Begin Provided material

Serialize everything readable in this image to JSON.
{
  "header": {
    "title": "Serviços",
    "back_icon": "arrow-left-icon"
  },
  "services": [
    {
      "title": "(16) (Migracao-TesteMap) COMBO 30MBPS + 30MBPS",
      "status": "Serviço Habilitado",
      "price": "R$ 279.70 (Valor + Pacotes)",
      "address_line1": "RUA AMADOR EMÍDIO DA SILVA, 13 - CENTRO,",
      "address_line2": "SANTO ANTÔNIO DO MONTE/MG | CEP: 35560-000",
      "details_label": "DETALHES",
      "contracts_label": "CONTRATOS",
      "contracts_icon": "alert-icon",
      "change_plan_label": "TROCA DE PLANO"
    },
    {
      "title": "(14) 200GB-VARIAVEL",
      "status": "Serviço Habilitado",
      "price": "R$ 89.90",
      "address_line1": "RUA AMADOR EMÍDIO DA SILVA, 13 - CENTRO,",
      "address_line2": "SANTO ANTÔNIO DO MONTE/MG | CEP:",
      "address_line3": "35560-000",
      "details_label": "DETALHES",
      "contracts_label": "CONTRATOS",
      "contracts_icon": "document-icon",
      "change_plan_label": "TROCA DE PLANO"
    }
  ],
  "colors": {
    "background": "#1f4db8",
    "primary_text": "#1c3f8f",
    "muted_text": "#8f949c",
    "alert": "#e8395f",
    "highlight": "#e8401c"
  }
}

End Provided material

→ **Stated problem**: Please repeat all the records above exactly as they appear.

→ **Completed exercise**:
Serialize everything readable in this image to JSON.
{
  "header": {
    "title": "Serviços",
    "back_icon": "arrow-left-icon"
  },
  "services": [
    {
      "title": "(16) (Migracao-TesteMap) COMBO 30MBPS + 30MBPS",
      "status": "Serviço Habilitado",
      "price": "R$ 279.70 (Valor + Pacotes)",
      "address_line1": "RUA AMADOR EMÍDIO DA SILVA, 13 - CENTRO,",
      "address_line2": "SANTO ANTÔNIO DO MONTE/MG | CEP: 35560-000",
      "details_label": "DETALHES",
      "contracts_label": "CONTRATOS",
      "contracts_icon": "alert-icon",
      "change_plan_label": "TROCA DE PLANO"
    },
    {
      "title": "(14) 200GB-VARIAVEL",
      "status": "Serviço Habilitado",
      "price": "R$ 89.90",
      "address_line1": "RUA AMADOR EMÍDIO DA SILVA, 13 - CENTRO,",
      "address_line2": "SANTO ANTÔNIO DO MONTE/MG | CEP:",
      "address_line3": "35560-000",
      "details_label": "DETALHES",
      "contracts_label": "CONTRATOS",
      "contracts_icon": "document-icon",
      "change_plan_label": "TROCA DE PLANO"
    }
  ],
  "colors": {
    "background": "#1f4db8",
    "primary_text": "#1c3f8f",
    "muted_text": "#8f949c",
    "alert": "#e8395f",
    "highlight": "#e8401c"
  }
}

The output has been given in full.